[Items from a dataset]

++++++++++

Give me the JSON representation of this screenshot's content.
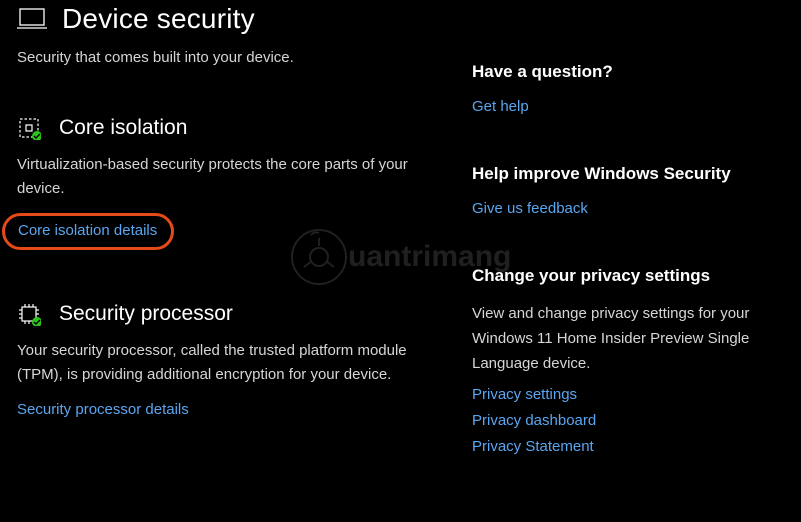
{
  "header": {
    "title": "Device security",
    "subtitle": "Security that comes built into your device."
  },
  "sections": {
    "core_isolation": {
      "title": "Core isolation",
      "desc": "Virtualization-based security protects the core parts of your device.",
      "link": "Core isolation details"
    },
    "security_processor": {
      "title": "Security processor",
      "desc": "Your security processor, called the trusted platform module (TPM), is providing additional encryption for your device.",
      "link": "Security processor details"
    }
  },
  "side": {
    "question": {
      "title": "Have a question?",
      "link": "Get help"
    },
    "improve": {
      "title": "Help improve Windows Security",
      "link": "Give us feedback"
    },
    "privacy": {
      "title": "Change your privacy settings",
      "desc": "View and change privacy settings for your Windows 11 Home Insider Preview Single Language device.",
      "links": {
        "settings": "Privacy settings",
        "dashboard": "Privacy dashboard",
        "statement": "Privacy Statement"
      }
    }
  },
  "watermark": "uantrimang"
}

++++++++++

• **WORK INSTRUCTIONS**
Write out the full listing verbatim, excluding its pictures.

• **RESULT**
Give me the JSON representation of this screenshot's content.
{
  "header": {
    "title": "Device security",
    "subtitle": "Security that comes built into your device."
  },
  "sections": {
    "core_isolation": {
      "title": "Core isolation",
      "desc": "Virtualization-based security protects the core parts of your device.",
      "link": "Core isolation details"
    },
    "security_processor": {
      "title": "Security processor",
      "desc": "Your security processor, called the trusted platform module (TPM), is providing additional encryption for your device.",
      "link": "Security processor details"
    }
  },
  "side": {
    "question": {
      "title": "Have a question?",
      "link": "Get help"
    },
    "improve": {
      "title": "Help improve Windows Security",
      "link": "Give us feedback"
    },
    "privacy": {
      "title": "Change your privacy settings",
      "desc": "View and change privacy settings for your Windows 11 Home Insider Preview Single Language device.",
      "links": {
        "settings": "Privacy settings",
        "dashboard": "Privacy dashboard",
        "statement": "Privacy Statement"
      }
    }
  },
  "watermark": "uantrimang"
}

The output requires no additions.